Show every line containing "brief" by copying it.

--- Begin Data in this exercise ---

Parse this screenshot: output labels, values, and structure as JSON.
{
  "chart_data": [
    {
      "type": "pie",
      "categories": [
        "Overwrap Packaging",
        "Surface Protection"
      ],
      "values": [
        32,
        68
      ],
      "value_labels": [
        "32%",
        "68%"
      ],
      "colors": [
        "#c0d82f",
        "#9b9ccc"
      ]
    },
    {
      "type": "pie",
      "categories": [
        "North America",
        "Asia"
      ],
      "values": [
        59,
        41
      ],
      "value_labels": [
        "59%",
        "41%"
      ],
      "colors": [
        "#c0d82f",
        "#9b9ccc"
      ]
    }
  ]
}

--- End Data in this exercise ---
--- Begin Data in this exercise ---

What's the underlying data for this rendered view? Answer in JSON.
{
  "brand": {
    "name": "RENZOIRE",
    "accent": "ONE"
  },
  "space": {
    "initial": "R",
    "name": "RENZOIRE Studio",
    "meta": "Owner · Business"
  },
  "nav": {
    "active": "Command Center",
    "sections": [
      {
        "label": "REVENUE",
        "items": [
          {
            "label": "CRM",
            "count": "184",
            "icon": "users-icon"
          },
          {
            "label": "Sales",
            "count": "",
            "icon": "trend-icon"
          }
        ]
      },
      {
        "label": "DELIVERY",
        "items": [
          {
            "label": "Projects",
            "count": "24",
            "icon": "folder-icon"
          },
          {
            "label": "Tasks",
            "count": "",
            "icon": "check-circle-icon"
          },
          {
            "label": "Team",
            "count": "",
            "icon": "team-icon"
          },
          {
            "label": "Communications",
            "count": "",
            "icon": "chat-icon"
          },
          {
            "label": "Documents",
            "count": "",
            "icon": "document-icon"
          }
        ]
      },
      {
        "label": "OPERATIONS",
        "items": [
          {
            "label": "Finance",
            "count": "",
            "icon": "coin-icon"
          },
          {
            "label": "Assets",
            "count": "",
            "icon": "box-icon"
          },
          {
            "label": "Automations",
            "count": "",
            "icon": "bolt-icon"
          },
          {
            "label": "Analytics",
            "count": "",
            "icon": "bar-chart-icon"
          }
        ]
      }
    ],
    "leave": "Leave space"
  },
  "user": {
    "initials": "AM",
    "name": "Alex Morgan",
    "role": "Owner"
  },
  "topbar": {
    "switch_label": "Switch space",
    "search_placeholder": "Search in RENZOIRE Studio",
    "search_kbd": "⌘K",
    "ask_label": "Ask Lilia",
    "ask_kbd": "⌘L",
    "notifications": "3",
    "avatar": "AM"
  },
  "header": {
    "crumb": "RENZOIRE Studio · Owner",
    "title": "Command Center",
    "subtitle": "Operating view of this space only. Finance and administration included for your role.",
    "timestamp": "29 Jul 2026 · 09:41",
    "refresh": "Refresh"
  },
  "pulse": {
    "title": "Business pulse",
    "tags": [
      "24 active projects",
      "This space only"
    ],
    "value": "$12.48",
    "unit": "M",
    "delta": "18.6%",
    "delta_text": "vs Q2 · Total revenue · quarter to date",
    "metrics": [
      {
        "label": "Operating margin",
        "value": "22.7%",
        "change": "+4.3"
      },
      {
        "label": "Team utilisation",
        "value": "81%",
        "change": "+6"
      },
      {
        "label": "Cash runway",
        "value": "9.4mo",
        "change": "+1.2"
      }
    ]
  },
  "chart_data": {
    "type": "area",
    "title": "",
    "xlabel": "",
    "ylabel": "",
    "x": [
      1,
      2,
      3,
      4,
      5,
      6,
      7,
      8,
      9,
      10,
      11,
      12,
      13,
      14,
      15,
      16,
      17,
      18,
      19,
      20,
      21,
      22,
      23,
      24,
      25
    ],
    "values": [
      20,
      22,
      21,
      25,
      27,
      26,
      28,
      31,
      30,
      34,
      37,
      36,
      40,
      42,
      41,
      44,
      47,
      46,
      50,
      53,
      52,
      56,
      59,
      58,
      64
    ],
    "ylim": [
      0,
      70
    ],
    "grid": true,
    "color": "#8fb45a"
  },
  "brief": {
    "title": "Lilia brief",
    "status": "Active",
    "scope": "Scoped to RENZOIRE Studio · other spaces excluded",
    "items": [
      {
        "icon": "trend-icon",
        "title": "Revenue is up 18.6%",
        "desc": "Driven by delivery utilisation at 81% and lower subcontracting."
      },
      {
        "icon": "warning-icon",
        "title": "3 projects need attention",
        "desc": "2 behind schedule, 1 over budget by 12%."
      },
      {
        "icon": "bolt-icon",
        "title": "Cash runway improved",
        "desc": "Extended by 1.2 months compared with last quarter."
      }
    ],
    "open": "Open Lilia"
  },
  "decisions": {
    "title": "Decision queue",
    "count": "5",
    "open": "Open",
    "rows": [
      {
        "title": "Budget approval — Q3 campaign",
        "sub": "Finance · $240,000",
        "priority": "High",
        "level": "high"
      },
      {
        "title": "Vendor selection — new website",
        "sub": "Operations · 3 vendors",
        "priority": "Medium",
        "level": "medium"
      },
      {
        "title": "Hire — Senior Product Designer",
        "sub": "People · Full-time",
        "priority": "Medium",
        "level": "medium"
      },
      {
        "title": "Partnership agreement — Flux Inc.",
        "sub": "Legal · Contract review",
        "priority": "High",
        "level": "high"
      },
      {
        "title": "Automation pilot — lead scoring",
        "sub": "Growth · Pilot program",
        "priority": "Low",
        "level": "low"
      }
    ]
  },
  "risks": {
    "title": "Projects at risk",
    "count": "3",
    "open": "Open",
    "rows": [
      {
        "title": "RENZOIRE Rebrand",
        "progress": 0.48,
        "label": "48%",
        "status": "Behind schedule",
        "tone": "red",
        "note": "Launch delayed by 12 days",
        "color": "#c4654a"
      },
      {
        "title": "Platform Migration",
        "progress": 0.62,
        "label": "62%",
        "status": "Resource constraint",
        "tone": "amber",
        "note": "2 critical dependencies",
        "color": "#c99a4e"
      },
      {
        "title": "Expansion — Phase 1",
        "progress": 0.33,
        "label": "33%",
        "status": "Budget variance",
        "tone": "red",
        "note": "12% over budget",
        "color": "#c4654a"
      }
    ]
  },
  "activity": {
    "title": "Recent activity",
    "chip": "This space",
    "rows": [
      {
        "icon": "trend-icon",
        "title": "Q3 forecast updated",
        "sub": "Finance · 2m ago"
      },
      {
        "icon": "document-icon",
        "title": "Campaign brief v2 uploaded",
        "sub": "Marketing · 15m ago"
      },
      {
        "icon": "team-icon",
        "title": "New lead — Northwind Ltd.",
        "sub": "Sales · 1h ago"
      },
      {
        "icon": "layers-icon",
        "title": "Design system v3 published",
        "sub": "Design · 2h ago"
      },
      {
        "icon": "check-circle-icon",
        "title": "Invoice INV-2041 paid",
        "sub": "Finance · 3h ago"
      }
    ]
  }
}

--- End Data in this exercise ---

[Correct response]
  "brief": {
    "title": "Lilia brief",
        "title": "Campaign brief v2 uploaded",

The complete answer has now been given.